• _Goal_
Pull every line of the entries that has the word "name".

• _Entries with figure data_
** begin **
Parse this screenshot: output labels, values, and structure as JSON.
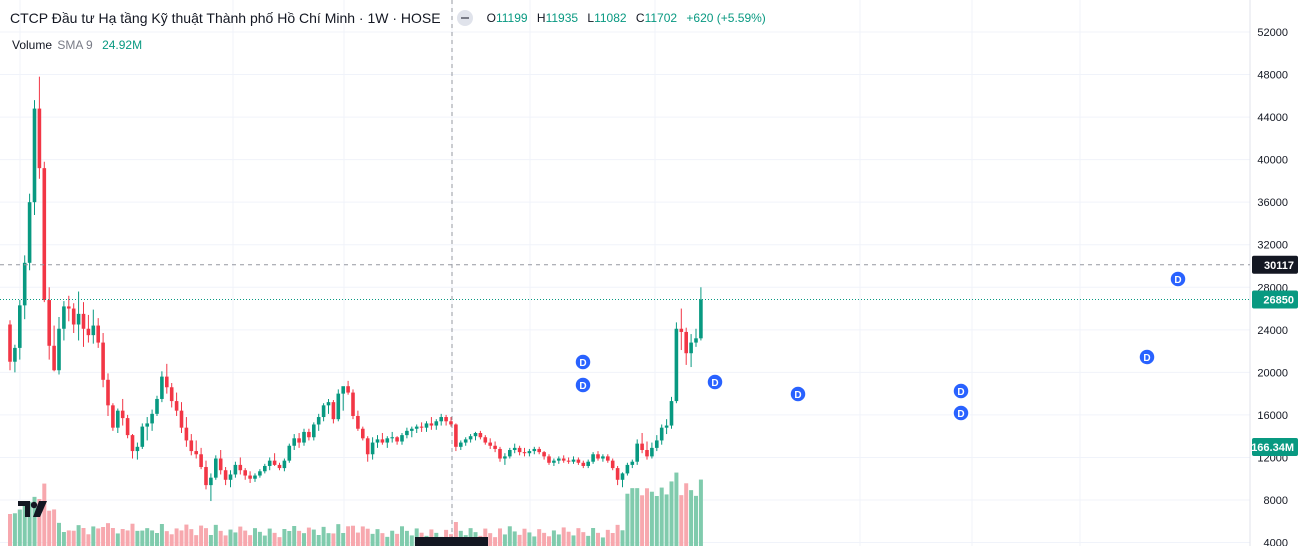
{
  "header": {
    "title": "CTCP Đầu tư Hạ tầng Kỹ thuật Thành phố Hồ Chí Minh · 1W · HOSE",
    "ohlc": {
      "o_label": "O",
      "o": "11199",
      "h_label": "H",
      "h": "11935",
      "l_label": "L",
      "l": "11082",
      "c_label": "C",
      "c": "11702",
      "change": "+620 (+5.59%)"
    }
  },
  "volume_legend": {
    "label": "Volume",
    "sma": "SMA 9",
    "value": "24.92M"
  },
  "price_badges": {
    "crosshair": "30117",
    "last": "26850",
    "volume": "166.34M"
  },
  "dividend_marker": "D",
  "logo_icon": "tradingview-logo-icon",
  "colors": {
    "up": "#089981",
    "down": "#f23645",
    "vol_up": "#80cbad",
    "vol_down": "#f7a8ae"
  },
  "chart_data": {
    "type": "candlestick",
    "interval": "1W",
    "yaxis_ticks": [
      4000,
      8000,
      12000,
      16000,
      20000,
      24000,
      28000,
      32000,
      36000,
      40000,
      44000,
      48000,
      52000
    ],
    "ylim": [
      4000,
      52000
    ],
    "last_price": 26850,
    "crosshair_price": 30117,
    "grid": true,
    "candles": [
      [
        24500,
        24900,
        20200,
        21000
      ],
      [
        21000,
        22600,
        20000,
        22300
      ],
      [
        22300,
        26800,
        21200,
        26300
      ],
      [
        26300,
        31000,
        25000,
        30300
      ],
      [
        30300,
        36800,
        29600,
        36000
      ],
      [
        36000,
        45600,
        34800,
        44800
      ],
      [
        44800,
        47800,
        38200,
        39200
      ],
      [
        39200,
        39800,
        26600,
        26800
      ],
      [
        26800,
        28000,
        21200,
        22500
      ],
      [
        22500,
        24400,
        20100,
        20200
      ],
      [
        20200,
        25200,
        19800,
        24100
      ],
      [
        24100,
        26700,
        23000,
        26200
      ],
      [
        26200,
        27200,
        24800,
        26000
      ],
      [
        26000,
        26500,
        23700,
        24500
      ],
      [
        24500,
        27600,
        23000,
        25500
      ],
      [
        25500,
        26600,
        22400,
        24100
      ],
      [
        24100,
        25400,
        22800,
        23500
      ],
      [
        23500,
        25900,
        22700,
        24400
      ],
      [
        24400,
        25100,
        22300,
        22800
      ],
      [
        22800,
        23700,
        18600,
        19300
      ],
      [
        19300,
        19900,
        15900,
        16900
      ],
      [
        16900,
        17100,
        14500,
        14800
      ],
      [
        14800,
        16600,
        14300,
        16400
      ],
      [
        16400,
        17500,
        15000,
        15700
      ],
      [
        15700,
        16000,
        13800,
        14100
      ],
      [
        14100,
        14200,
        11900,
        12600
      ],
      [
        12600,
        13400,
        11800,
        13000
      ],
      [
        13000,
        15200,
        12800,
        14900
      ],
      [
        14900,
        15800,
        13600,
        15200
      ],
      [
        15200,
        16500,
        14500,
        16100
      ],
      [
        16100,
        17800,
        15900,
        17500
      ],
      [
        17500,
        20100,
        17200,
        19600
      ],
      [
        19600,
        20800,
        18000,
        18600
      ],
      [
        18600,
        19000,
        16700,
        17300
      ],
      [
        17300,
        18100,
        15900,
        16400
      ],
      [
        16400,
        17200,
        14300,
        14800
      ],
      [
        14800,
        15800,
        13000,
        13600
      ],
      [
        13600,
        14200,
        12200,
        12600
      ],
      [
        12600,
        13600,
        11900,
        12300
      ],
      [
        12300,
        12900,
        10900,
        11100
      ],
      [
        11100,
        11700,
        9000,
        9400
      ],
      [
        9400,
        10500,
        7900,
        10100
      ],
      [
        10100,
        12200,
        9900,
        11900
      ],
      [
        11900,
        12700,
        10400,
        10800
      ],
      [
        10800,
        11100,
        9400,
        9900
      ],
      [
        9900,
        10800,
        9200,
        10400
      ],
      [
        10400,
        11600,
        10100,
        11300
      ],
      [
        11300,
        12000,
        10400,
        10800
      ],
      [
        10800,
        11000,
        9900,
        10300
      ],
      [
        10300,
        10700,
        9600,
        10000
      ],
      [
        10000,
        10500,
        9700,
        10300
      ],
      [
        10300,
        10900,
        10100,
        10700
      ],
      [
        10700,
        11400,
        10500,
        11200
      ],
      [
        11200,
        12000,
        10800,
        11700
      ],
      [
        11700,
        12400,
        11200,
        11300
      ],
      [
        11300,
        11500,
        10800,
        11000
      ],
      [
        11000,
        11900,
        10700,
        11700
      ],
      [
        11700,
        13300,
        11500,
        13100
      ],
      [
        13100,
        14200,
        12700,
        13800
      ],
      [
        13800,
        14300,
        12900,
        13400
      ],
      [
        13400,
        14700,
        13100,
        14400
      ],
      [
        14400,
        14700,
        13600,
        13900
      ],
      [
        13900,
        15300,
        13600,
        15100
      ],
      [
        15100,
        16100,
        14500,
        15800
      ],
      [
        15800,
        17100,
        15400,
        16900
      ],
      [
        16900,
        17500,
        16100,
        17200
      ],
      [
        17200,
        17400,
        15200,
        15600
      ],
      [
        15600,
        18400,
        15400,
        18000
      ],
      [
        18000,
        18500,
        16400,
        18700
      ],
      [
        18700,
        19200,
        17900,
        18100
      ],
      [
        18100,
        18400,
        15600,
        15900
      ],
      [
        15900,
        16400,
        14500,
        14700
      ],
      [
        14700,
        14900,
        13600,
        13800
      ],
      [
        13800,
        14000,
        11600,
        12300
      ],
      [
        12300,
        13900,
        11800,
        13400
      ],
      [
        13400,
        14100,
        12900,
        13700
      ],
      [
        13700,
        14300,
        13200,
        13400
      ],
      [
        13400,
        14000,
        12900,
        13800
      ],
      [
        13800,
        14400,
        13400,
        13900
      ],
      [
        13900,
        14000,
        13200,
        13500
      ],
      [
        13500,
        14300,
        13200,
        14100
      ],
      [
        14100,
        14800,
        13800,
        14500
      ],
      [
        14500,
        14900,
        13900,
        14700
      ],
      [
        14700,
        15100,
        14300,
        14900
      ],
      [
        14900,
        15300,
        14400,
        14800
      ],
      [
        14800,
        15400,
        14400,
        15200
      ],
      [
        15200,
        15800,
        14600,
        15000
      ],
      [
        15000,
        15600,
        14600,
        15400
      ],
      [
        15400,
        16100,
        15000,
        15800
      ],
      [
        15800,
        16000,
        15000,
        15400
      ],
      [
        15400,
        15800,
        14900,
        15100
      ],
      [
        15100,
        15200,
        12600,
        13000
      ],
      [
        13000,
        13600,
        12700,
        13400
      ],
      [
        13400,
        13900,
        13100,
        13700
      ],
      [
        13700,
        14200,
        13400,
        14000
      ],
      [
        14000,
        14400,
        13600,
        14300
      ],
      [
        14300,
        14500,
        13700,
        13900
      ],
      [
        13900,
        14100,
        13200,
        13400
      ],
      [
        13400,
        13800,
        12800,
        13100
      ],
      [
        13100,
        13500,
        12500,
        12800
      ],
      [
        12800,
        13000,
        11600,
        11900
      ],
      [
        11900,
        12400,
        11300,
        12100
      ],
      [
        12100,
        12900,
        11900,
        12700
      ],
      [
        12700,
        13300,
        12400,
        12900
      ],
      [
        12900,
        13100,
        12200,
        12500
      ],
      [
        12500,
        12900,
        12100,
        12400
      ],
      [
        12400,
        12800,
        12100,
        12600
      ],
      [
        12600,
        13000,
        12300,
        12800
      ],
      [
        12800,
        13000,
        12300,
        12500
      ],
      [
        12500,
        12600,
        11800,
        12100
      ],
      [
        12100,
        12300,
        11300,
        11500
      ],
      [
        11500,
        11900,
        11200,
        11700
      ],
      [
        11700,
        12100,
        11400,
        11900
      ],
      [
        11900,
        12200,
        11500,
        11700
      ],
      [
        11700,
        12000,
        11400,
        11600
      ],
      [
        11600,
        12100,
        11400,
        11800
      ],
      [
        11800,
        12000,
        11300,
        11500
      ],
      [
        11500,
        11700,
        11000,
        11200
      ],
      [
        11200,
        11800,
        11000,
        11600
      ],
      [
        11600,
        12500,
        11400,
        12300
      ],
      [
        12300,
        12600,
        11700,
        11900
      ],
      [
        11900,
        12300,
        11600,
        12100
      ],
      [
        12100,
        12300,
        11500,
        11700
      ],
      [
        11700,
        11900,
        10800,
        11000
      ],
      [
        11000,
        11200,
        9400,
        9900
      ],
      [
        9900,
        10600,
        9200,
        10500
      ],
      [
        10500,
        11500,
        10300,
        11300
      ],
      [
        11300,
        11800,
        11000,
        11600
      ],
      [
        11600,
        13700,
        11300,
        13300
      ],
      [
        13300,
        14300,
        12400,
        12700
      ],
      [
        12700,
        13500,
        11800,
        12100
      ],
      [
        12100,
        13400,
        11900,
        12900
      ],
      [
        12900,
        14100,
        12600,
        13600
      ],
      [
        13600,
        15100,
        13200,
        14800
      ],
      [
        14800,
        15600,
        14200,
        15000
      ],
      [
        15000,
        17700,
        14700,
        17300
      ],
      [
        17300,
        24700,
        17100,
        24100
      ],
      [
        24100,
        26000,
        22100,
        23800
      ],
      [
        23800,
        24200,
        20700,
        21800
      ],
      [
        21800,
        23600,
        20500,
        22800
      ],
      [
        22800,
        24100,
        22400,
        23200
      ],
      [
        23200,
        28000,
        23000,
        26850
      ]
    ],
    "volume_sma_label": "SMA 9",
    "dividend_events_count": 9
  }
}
** end **
** begin **
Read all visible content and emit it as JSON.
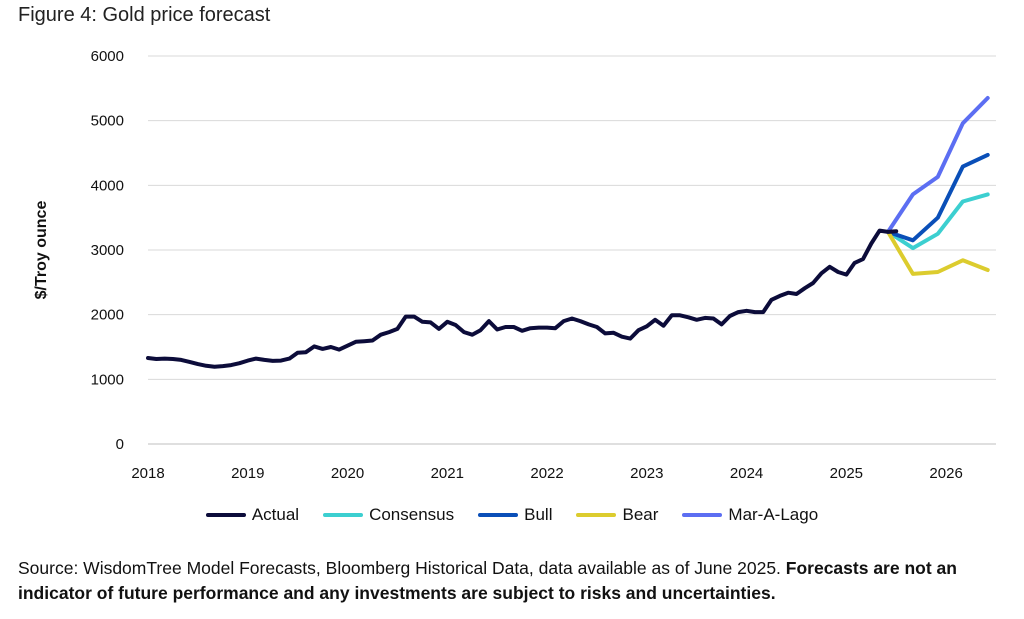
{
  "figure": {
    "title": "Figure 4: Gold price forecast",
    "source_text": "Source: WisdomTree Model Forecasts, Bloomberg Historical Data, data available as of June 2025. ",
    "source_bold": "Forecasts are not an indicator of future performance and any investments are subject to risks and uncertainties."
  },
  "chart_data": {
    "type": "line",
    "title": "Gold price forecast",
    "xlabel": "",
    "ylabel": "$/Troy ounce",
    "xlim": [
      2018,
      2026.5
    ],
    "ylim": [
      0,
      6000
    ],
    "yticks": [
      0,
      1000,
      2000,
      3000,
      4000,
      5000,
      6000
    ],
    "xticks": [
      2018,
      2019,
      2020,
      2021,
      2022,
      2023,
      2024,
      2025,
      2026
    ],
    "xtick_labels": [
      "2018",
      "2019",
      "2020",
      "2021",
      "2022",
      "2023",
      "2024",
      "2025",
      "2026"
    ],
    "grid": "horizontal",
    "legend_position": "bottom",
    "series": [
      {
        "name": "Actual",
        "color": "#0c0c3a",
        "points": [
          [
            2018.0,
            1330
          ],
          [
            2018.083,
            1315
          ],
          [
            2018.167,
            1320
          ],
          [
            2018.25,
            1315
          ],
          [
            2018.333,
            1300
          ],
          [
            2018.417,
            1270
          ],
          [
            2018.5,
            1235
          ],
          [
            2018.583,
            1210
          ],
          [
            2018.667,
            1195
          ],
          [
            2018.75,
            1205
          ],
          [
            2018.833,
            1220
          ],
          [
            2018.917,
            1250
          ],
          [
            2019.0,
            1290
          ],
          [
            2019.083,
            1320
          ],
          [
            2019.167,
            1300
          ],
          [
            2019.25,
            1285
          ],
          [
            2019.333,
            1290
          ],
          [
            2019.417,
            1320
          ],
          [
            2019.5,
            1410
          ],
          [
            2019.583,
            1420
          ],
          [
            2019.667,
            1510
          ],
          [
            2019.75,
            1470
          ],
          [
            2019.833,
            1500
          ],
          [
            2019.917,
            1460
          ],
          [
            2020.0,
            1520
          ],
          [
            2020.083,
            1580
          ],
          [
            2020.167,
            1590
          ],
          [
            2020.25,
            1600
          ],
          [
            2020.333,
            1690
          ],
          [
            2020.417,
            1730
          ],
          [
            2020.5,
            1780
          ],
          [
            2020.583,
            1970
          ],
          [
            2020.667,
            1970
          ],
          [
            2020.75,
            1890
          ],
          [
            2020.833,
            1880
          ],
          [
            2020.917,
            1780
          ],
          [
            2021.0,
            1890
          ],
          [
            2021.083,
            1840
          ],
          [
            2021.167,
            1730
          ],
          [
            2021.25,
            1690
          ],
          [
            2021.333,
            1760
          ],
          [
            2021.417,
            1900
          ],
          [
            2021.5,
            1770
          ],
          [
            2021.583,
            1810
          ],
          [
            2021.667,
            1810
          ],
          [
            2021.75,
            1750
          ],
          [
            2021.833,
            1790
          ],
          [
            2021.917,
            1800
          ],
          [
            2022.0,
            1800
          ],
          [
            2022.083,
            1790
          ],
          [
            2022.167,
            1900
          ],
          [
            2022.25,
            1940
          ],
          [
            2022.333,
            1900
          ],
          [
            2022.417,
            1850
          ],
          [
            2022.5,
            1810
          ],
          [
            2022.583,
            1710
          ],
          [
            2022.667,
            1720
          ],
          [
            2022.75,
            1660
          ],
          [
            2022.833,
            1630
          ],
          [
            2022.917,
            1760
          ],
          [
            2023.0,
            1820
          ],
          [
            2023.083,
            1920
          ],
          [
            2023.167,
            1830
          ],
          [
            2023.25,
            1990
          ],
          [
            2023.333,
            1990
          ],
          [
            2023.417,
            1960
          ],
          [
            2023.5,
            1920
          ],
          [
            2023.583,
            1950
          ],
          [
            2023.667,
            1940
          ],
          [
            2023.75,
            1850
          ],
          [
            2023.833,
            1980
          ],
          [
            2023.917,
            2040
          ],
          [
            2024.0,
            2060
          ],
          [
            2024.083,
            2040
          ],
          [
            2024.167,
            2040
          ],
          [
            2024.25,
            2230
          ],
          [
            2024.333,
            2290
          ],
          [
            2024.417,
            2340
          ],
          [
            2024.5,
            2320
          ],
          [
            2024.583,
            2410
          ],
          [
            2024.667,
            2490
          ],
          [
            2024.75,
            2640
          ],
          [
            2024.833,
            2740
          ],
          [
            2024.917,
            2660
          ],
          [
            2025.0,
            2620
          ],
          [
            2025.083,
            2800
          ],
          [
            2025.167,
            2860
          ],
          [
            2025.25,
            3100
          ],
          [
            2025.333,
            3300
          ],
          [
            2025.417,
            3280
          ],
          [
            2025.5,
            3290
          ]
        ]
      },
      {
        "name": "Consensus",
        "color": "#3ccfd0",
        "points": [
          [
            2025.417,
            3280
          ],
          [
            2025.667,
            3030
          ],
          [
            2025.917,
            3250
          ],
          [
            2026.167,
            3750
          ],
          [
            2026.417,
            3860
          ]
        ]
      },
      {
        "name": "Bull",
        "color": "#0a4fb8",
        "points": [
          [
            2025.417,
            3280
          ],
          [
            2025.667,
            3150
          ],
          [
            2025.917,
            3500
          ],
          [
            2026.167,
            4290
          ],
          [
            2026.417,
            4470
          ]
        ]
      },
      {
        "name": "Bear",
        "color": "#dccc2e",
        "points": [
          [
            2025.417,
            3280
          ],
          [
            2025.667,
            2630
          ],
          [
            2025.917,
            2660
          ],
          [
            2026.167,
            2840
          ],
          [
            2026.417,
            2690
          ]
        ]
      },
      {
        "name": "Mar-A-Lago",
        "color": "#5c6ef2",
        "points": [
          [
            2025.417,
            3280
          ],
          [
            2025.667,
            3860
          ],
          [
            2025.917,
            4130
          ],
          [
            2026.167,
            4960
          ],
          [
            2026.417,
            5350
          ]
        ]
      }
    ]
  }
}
** end **
** begin **
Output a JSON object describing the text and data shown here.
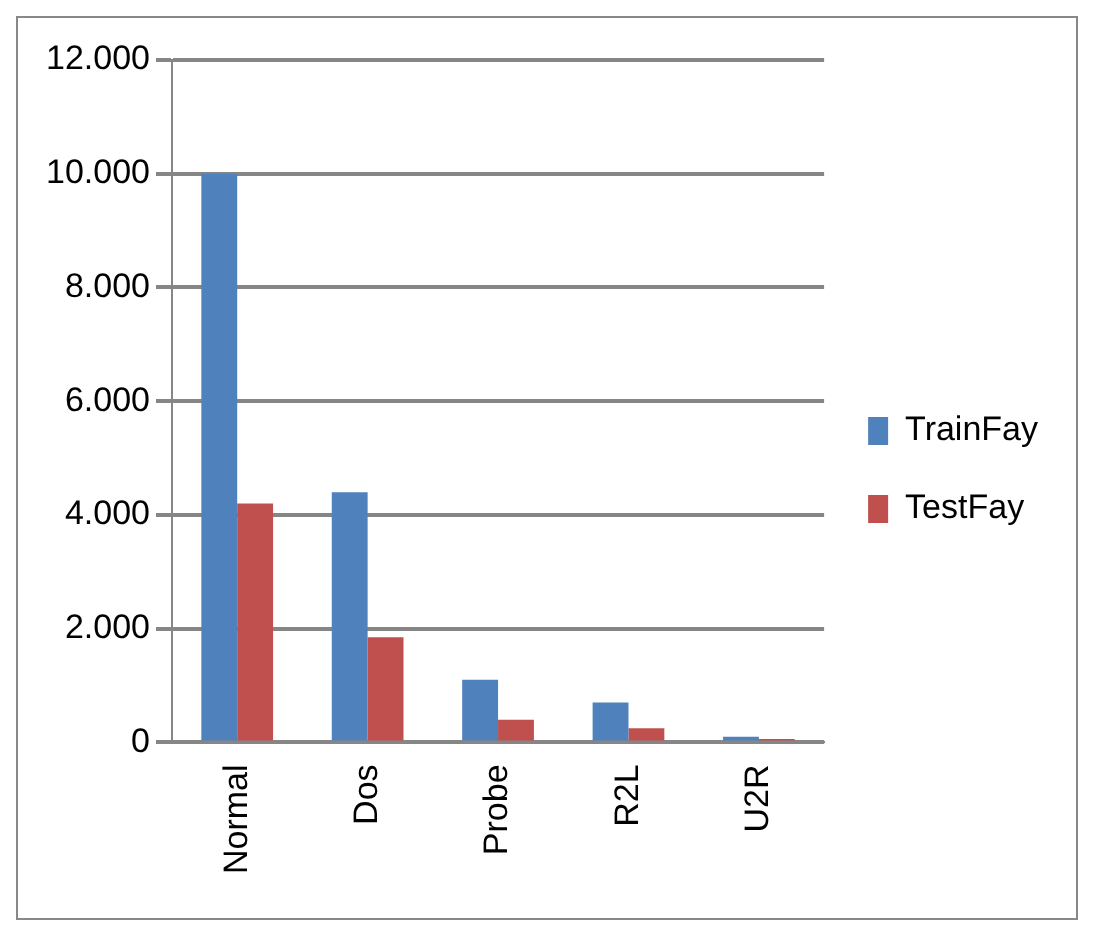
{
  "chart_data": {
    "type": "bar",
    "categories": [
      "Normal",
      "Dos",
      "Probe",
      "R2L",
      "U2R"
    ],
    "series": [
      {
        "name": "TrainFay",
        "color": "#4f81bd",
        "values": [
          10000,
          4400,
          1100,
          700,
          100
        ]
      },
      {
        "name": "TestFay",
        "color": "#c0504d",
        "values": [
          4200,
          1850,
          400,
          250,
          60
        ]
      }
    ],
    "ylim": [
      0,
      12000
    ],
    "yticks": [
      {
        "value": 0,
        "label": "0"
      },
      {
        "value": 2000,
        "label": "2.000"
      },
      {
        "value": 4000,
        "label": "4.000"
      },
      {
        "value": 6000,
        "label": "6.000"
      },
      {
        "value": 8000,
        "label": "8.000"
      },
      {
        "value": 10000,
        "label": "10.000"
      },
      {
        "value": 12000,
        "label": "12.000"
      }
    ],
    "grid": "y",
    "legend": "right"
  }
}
** end **
• _The output_
        "name": "Actual",
        "name": "Consensus",
        "name": "Bull",
        "name": "Bear",
        "name": "Mar-A-Lago",
        "name": "TrainFay",
        "name": "TestFay",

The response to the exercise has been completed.